## Directive
In the listing that follows, how many lines contain "Invoice"? Give the number only.

(Items from a figure collection)
====
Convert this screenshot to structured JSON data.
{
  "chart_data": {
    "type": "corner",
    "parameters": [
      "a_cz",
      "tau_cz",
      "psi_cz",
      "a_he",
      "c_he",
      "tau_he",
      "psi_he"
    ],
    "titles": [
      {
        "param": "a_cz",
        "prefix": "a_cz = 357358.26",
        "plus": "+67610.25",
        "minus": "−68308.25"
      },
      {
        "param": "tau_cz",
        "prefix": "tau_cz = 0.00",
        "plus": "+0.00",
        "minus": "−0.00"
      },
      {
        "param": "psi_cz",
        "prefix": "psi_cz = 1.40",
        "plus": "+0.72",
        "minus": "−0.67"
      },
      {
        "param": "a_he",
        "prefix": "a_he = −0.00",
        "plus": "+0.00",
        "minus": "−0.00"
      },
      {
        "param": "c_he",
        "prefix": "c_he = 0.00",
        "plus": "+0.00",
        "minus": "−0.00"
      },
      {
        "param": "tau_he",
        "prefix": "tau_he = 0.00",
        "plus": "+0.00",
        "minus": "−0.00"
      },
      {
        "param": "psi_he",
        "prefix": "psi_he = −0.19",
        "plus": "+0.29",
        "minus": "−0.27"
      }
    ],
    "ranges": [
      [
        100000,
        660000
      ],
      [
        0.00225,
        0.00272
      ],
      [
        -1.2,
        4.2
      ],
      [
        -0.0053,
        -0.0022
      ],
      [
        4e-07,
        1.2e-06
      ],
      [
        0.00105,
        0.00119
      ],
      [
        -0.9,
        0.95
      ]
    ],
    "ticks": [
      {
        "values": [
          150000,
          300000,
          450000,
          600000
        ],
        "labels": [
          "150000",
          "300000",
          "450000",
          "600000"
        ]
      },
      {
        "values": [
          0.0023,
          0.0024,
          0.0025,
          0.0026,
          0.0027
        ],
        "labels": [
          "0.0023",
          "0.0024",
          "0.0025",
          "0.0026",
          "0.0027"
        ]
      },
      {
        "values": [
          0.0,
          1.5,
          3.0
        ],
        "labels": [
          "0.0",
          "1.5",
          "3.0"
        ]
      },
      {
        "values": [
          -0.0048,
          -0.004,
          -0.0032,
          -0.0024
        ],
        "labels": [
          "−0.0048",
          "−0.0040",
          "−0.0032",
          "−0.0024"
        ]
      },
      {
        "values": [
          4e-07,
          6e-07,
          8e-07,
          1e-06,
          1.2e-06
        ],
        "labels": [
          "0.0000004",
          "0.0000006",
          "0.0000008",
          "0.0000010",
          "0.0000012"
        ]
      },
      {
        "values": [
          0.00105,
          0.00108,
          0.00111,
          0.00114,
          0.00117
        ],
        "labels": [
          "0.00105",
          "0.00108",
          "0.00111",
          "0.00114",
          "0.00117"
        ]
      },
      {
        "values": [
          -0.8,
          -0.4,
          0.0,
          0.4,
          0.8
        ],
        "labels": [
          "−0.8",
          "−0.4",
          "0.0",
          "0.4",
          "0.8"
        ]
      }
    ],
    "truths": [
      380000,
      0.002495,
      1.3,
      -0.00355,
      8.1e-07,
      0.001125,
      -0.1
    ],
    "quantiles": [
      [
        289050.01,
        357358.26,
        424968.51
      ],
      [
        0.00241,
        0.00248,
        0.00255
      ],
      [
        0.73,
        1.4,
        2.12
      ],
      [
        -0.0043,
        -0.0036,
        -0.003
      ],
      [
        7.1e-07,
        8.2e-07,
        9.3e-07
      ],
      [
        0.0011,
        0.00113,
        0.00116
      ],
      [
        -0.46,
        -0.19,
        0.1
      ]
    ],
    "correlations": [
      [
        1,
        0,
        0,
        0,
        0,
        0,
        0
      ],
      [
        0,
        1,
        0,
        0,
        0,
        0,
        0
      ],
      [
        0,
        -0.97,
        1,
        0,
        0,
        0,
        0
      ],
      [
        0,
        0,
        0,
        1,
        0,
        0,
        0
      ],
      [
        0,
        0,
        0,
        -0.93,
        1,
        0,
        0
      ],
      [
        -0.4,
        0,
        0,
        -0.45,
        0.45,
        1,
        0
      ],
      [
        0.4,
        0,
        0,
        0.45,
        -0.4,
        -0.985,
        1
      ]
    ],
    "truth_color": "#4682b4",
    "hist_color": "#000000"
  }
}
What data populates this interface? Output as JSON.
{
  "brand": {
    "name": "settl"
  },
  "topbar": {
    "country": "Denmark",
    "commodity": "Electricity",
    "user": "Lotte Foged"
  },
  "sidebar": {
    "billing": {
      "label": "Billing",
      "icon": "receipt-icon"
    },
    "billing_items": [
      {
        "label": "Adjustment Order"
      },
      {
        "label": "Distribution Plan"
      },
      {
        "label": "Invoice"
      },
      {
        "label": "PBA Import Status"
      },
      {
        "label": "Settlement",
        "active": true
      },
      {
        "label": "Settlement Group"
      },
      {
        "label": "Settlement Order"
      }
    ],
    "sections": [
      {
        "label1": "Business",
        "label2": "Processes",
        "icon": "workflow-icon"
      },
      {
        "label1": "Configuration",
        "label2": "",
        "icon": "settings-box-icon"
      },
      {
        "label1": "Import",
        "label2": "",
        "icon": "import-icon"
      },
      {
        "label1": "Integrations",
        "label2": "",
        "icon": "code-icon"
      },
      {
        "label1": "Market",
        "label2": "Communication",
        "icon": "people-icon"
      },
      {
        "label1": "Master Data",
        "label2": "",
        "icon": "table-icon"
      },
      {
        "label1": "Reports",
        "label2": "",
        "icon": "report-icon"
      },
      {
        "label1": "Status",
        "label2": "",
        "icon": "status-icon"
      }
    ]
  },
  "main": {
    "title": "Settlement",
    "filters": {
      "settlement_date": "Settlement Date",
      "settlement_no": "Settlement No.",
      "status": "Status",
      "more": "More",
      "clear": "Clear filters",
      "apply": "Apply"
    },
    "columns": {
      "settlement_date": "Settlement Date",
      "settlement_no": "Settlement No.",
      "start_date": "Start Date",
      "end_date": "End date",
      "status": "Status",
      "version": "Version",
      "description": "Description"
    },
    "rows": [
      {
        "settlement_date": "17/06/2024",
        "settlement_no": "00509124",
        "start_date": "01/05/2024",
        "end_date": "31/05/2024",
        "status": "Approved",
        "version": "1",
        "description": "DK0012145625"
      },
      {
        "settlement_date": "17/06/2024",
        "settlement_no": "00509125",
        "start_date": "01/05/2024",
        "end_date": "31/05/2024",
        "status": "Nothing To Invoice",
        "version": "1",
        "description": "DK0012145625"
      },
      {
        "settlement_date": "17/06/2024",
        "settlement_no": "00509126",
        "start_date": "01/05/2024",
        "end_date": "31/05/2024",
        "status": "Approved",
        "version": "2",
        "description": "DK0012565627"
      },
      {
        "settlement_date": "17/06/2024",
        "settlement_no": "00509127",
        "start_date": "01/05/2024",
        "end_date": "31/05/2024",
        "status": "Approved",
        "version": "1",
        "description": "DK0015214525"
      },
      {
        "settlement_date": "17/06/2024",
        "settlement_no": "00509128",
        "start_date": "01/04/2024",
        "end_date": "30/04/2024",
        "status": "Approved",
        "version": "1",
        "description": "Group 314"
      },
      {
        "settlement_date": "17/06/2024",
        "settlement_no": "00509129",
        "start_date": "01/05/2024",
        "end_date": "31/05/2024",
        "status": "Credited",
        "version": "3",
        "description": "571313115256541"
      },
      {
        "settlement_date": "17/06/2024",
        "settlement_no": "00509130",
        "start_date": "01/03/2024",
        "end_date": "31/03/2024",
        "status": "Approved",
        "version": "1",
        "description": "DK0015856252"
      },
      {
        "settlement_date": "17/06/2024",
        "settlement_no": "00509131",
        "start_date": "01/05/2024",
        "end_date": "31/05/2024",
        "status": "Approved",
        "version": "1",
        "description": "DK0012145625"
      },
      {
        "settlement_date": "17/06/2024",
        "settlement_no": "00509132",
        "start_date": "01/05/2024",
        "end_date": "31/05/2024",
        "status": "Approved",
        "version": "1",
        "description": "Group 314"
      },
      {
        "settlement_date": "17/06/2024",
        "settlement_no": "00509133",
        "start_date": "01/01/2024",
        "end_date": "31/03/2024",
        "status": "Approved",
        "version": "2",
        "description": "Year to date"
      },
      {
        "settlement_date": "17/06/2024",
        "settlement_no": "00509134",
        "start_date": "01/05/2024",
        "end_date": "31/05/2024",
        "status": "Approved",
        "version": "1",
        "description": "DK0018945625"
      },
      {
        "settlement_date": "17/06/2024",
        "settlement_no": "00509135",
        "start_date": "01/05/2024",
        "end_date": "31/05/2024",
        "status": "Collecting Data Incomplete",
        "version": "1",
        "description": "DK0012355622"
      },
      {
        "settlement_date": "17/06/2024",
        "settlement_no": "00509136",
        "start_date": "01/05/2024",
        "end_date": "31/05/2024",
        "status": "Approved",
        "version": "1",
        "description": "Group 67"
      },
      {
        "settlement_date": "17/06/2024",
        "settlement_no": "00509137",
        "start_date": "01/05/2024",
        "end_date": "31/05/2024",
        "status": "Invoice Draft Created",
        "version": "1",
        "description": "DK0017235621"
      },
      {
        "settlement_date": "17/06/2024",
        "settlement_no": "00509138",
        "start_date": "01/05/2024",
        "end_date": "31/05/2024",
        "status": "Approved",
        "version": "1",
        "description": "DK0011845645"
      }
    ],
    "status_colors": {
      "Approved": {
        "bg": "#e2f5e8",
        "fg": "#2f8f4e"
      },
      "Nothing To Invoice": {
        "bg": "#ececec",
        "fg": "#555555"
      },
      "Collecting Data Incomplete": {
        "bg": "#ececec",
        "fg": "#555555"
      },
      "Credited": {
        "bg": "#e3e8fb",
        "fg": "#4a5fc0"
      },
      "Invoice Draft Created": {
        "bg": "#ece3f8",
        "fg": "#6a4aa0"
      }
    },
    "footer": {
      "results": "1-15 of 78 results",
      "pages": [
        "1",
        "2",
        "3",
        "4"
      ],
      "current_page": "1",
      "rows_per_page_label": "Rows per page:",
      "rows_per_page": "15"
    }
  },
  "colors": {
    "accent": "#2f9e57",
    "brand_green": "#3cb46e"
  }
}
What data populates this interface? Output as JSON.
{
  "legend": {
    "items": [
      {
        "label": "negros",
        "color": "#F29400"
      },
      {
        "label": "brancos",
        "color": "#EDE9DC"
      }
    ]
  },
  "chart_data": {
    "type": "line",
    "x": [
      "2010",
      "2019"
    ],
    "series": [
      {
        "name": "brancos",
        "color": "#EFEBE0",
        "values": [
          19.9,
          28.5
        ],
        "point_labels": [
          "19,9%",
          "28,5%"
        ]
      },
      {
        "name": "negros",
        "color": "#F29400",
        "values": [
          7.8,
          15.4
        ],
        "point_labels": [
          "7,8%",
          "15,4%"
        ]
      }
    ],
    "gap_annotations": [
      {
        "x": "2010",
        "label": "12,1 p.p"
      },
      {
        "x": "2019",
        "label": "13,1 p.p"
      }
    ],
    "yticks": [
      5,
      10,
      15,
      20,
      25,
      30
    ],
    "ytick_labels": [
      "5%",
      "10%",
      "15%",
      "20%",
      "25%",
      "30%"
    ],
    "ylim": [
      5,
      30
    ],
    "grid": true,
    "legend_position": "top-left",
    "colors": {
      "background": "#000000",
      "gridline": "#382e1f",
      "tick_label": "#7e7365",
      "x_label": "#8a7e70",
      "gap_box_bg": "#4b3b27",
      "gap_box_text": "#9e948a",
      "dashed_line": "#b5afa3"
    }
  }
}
====
## Output of the exercise
5